--- START Rows ---

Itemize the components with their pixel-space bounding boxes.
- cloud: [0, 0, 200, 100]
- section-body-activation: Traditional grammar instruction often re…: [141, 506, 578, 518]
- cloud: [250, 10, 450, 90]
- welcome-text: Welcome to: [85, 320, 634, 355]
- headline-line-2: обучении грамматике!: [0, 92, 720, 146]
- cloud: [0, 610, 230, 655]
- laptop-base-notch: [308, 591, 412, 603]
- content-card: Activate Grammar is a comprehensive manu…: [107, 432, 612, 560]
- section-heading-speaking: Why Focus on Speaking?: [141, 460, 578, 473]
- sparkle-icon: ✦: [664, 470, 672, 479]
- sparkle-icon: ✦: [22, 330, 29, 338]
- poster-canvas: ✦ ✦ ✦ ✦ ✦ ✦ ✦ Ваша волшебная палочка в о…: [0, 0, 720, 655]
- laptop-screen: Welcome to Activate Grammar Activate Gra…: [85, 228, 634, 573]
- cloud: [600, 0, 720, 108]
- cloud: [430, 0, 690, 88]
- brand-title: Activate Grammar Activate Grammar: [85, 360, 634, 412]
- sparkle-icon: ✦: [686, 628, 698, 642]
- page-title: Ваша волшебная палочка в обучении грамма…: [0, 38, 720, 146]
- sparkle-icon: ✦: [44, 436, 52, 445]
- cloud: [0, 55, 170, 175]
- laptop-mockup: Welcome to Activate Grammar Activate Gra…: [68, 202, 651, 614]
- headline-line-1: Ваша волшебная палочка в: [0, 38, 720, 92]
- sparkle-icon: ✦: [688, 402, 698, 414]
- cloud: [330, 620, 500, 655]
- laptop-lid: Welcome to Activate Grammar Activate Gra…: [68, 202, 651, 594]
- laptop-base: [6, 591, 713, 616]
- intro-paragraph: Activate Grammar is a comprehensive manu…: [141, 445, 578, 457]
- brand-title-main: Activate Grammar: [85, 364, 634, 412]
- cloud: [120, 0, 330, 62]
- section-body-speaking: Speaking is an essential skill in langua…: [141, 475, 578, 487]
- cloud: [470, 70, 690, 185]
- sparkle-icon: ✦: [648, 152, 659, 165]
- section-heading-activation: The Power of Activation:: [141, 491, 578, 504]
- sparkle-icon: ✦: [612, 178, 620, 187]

--- END Rows ---

→ Stated exercise:
Copy the lines word for word from the start of the listing through the line with "- cloud: [0, 610, 230, 655]", including that line.

→ Result below:
Itemize the components with their pixel-space bounding boxes.
- cloud: [0, 0, 200, 100]
- section-body-activation: Traditional grammar instruction often re…: [141, 506, 578, 518]
- cloud: [250, 10, 450, 90]
- welcome-text: Welcome to: [85, 320, 634, 355]
- headline-line-2: обучении грамматике!: [0, 92, 720, 146]
- cloud: [0, 610, 230, 655]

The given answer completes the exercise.